● **What you should do**
Return every line of the data below that includes the string "platosu".

start Raw records

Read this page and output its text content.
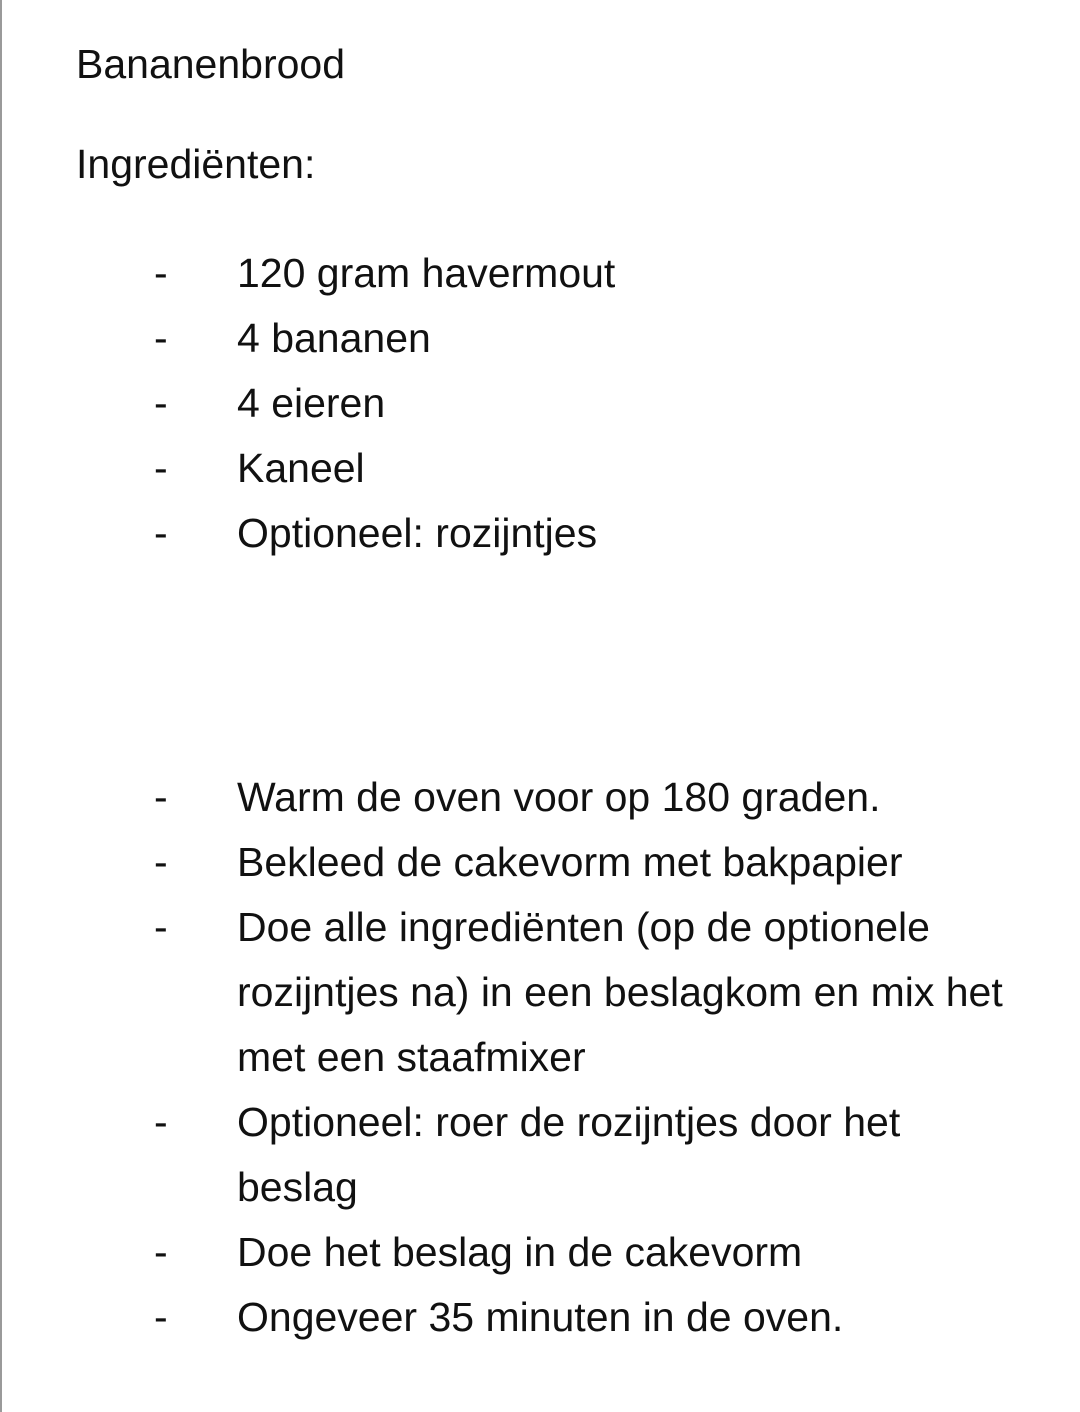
Bananenbrood
Ingrediënten:
- 120 gram havermout
- 4 bananen
- 4 eieren
- Kaneel
- Optioneel: rozijntjes
- Warm de oven voor op 180 graden.
- Bekleed de cakevorm met bakpapier
- Doe alle ingrediënten (op de optionele rozijntjes na) in een beslagkom en mix het met een staafmixer
- Optioneel: roer de rozijntjes door het beslag
- Doe het beslag in de cakevorm
- Ongeveer 35 minuten in de oven.
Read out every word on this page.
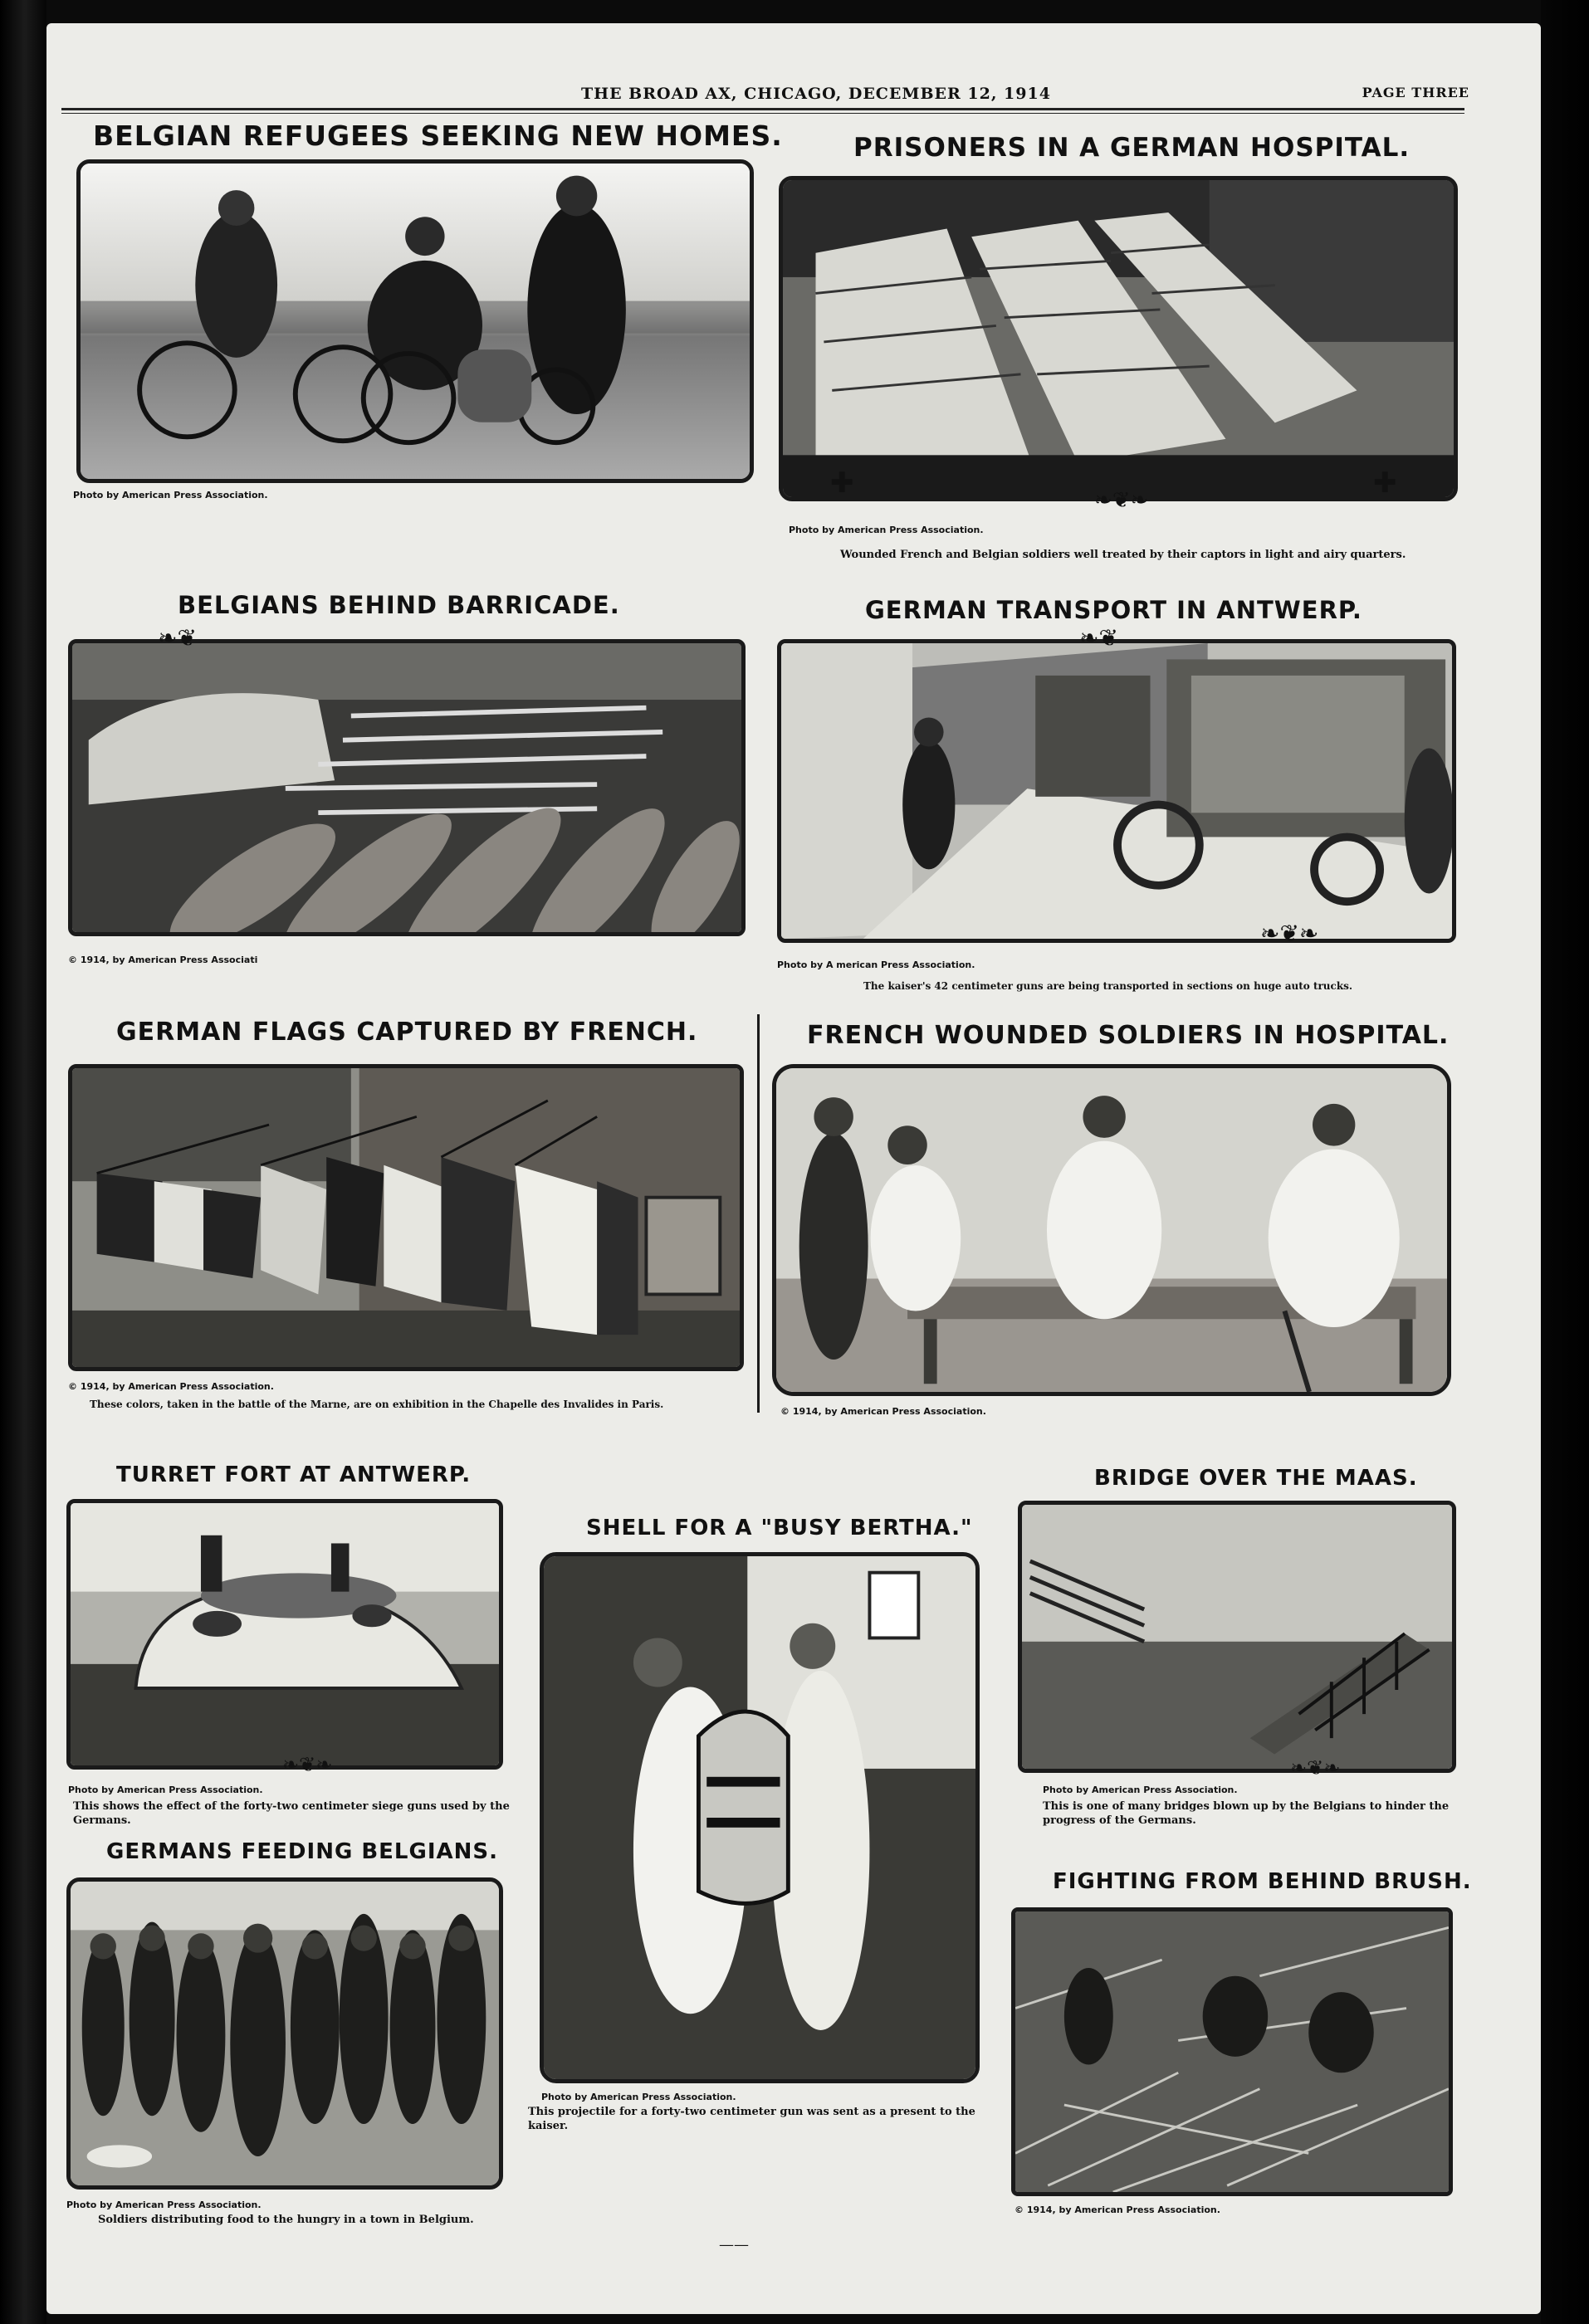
THE BROAD AX, CHICAGO, DECEMBER 12, 1914	PAGE THREE
BELGIAN REFUGEES SEEKING NEW HOMES.
Photo by American Press Association.
PRISONERS IN A GERMAN HOSPITAL.
✚	✚
❧❦❧
Photo by American Press Association.
Wounded French and Belgian soldiers well treated by their captors in light and airy quarters.
BELGIANS BEHIND BARRICADE.
❧❦
© 1914, by American Press Associati
GERMAN TRANSPORT IN ANTWERP.
❧❦
❧❦❧
Photo by A merican Press Association.
The kaiser's 42 centimeter guns are being transported in sections on huge auto trucks.
GERMAN FLAGS CAPTURED BY FRENCH.
© 1914, by American Press Association.
These colors, taken in the battle of the Marne, are on exhibition in the Chapelle des Invalides in Paris.
FRENCH WOUNDED SOLDIERS IN HOSPITAL.
© 1914, by American Press Association.
TURRET FORT AT ANTWERP.
❧❦❧
Photo by American Press Association.
This shows the effect of the forty-two centimeter siege guns used by the Germans.
SHELL FOR A "BUSY BERTHA."
Photo by American Press Association.
This projectile for a forty-two centimeter gun was sent as a present to the kaiser.
BRIDGE OVER THE MAAS.
❧❦❧
Photo by American Press Association.
This is one of many bridges blown up by the Belgians to hinder the progress of the Germans.
GERMANS FEEDING BELGIANS.
Photo by American Press Association.
Soldiers distributing food to the hungry in a town in Belgium.
FIGHTING FROM BEHIND BRUSH.
© 1914, by American Press Association.
——
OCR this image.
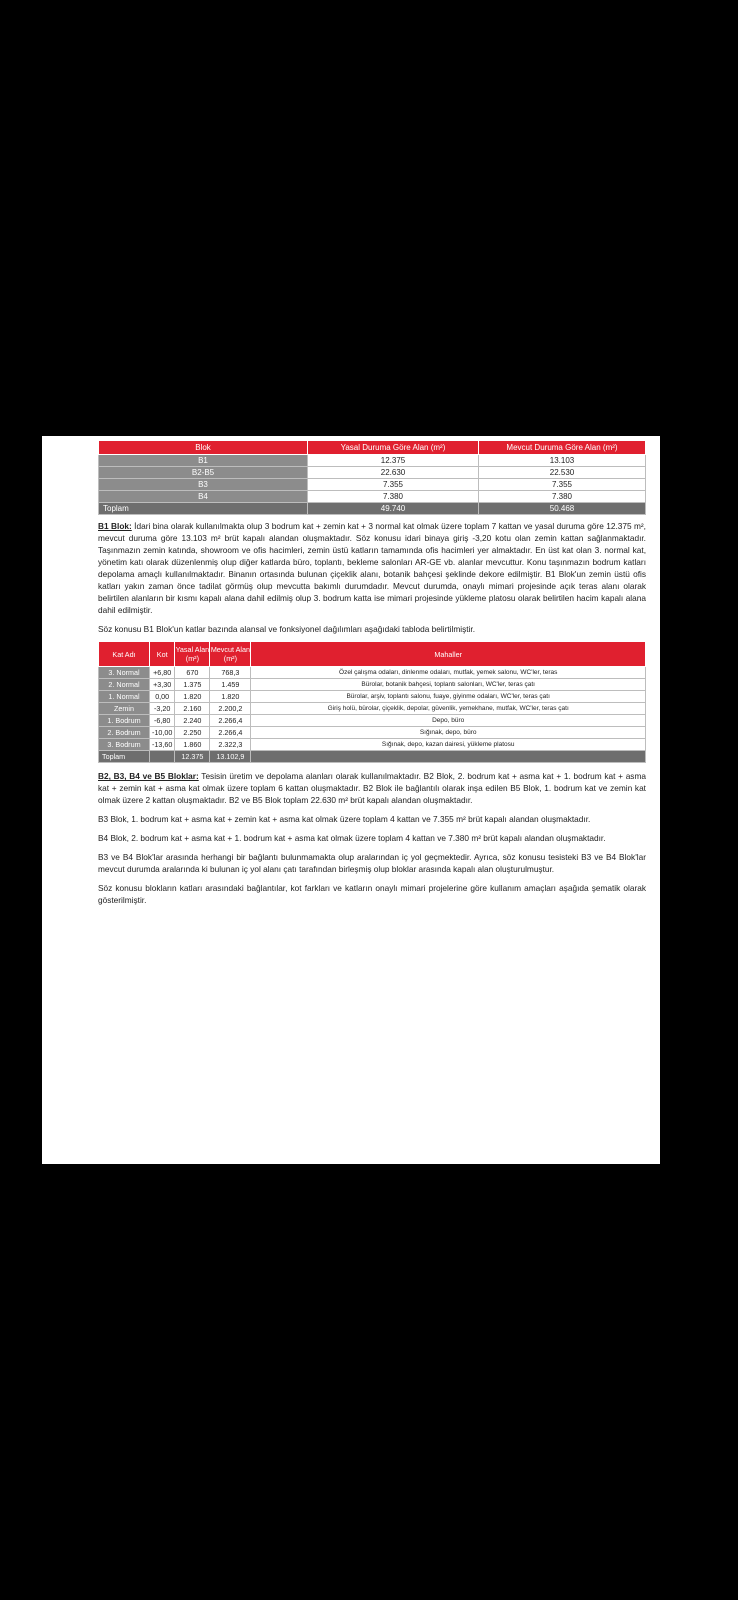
Blok	Yasal Duruma Göre Alan (m²)	Mevcut Duruma Göre Alan (m²)
B1	12.375	13.103
B2-B5	22.630	22.530
B3	7.355	7.355
B4	7.380	7.380
Toplam	49.740	50.468

B1 Blok: İdari bina olarak kullanılmakta olup 3 bodrum kat + zemin kat + 3 normal kat olmak üzere toplam 7 kattan ve yasal duruma göre 12.375 m², mevcut duruma göre 13.103 m² brüt kapalı alandan oluşmaktadır. Söz konusu idari binaya giriş -3,20 kotu olan zemin kattan sağlanmaktadır. Taşınmazın zemin katında, showroom ve ofis hacimleri, zemin üstü katların tamamında ofis hacimleri yer almaktadır. En üst kat olan 3. normal kat, yönetim katı olarak düzenlenmiş olup diğer katlarda büro, toplantı, bekleme salonları AR-GE vb. alanlar mevcuttur. Konu taşınmazın bodrum katları depolama amaçlı kullanılmaktadır. Binanın ortasında bulunan çiçeklik alanı, botanik bahçesi şeklinde dekore edilmiştir. B1 Blok'un zemin üstü ofis katları yakın zaman önce tadilat görmüş olup mevcutta bakımlı durumdadır. Mevcut durumda, onaylı mimari projesinde açık teras alanı olarak belirtilen alanların bir kısmı kapalı alana dahil edilmiş olup 3. bodrum katta ise mimari projesinde yükleme platosu olarak belirtilen hacim kapalı alana dahil edilmiştir.

Söz konusu B1 Blok'un katlar bazında alansal ve fonksiyonel dağılımları aşağıdaki tabloda belirtilmiştir.

Kat Adı	Kot	Yasal Alan (m²)	Mevcut Alan (m²)	Mahaller
3. Normal	+6,80	670	768,3	Özel çalışma odaları, dinlenme odaları, mutfak, yemek salonu, WC'ler, teras
2. Normal	+3,30	1.375	1.459	Bürolar, botanik bahçesi, toplantı salonları, WC'ler, teras çatı
1. Normal	0,00	1.820	1.820	Bürolar, arşiv, toplantı salonu, fuaye, giyinme odaları, WC'ler, teras çatı
Zemin	-3,20	2.160	2.200,2	Giriş holü, bürolar, çiçeklik, depolar, güvenlik, yemekhane, mutfak, WC'ler, teras çatı
1. Bodrum	-6,80	2.240	2.266,4	Depo, büro
2. Bodrum	-10,00	2.250	2.266,4	Sığınak, depo, büro
3. Bodrum	-13,60	1.860	2.322,3	Sığınak, depo, kazan dairesi, yükleme platosu
Toplam		12.375	13.102,9	

B2, B3, B4 ve B5 Bloklar: Tesisin üretim ve depolama alanları olarak kullanılmaktadır. B2 Blok, 2. bodrum kat + asma kat + 1. bodrum kat + asma kat + zemin kat + asma kat olmak üzere toplam 6 kattan oluşmaktadır. B2 Blok ile bağlantılı olarak inşa edilen B5 Blok, 1. bodrum kat ve zemin kat olmak üzere 2 kattan oluşmaktadır. B2 ve B5 Blok toplam 22.630 m² brüt kapalı alandan oluşmaktadır.

B3 Blok, 1. bodrum kat + asma kat + zemin kat + asma kat olmak üzere toplam 4 kattan ve 7.355 m² brüt kapalı alandan oluşmaktadır.

B4 Blok, 2. bodrum kat + asma kat + 1. bodrum kat + asma kat olmak üzere toplam 4 kattan ve 7.380 m² brüt kapalı alandan oluşmaktadır.

B3 ve B4 Blok'lar arasında herhangi bir bağlantı bulunmamakta olup aralarından iç yol geçmektedir. Ayrıca, söz konusu tesisteki B3 ve B4 Blok'lar mevcut durumda aralarında ki bulunan iç yol alanı çatı tarafından birleşmiş olup bloklar arasında kapalı alan oluşturulmuştur.

Söz konusu blokların katları arasındaki bağlantılar, kot farkları ve katların onaylı mimari projelerine göre kullanım amaçları aşağıda şematik olarak gösterilmiştir.
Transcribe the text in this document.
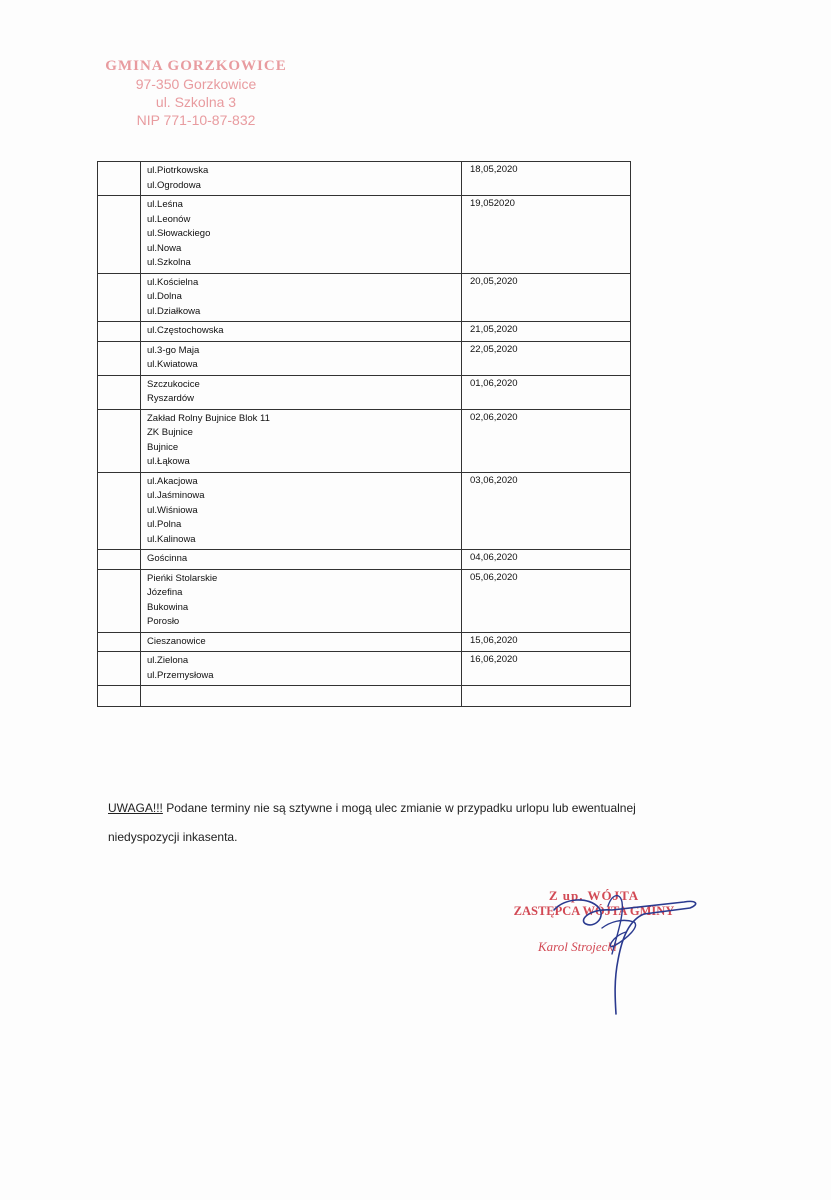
GMINA GORZKOWICE
97-350 Gorzkowice
ul. Szkolna 3
NIP 771-10-87-832

	ul.Piotrkowska
ul.Ogrodowa	18,05,2020

	ul.Leśna
ul.Leonów
ul.Słowackiego
ul.Nowa
ul.Szkolna	19,052020

	ul.Kościelna
ul.Dolna
ul.Działkowa	20,05,2020

	ul.Częstochowska	21,05,2020

	ul.3-go Maja
ul.Kwiatowa	22,05,2020

	Szczukocice
Ryszardów	01,06,2020

	Zakład Rolny Bujnice Blok 11
ZK Bujnice
Bujnice
ul.Łąkowa	02,06,2020

	ul.Akacjowa
ul.Jaśminowa
ul.Wiśniowa
ul.Polna
ul.Kalinowa	03,06,2020

	Gościnna	04,06,2020

	Pieńki Stolarskie
Józefina
Bukowina
Porosło	05,06,2020

	Cieszanowice	15,06,2020

	ul.Zielona
ul.Przemysłowa	16,06,2020

UWAGA!!! Podane terminy nie są sztywne i mogą ulec zmianie w przypadku urlopu lub ewentualnej
niedyspozycji inkasenta.
Z up. WÓJTA
ZASTĘPCA WÓJTA GMINY
Karol Strojecki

end Raw records

● **Finished task**
B1 Blok: İdari bina olarak kullanılmakta olup 3 bodrum kat + zemin kat + 3 normal kat olmak üzere toplam 7 kattan ve yasal duruma göre 12.375 m², mevcut duruma göre 13.103 m² brüt kapalı alandan oluşmaktadır. Söz konusu idari binaya giriş -3,20 kotu olan zemin kattan sağlanmaktadır. Taşınmazın zemin katında, showroom ve ofis hacimleri, zemin üstü katların tamamında ofis hacimleri yer almaktadır. En üst kat olan 3. normal kat, yönetim katı olarak düzenlenmiş olup diğer katlarda büro, toplantı, bekleme salonları AR-GE vb. alanlar mevcuttur. Konu taşınmazın bodrum katları depolama amaçlı kullanılmaktadır. Binanın ortasında bulunan çiçeklik alanı, botanik bahçesi şeklinde dekore edilmiştir. B1 Blok'un zemin üstü ofis katları yakın zaman önce tadilat görmüş olup mevcutta bakımlı durumdadır. Mevcut durumda, onaylı mimari projesinde açık teras alanı olarak belirtilen alanların bir kısmı kapalı alana dahil edilmiş olup 3. bodrum katta ise mimari projesinde yükleme platosu olarak belirtilen hacim kapalı alana dahil edilmiştir.
3. Bodrum	-13,60	1.860	2.322,3	Sığınak, depo, kazan dairesi, yükleme platosu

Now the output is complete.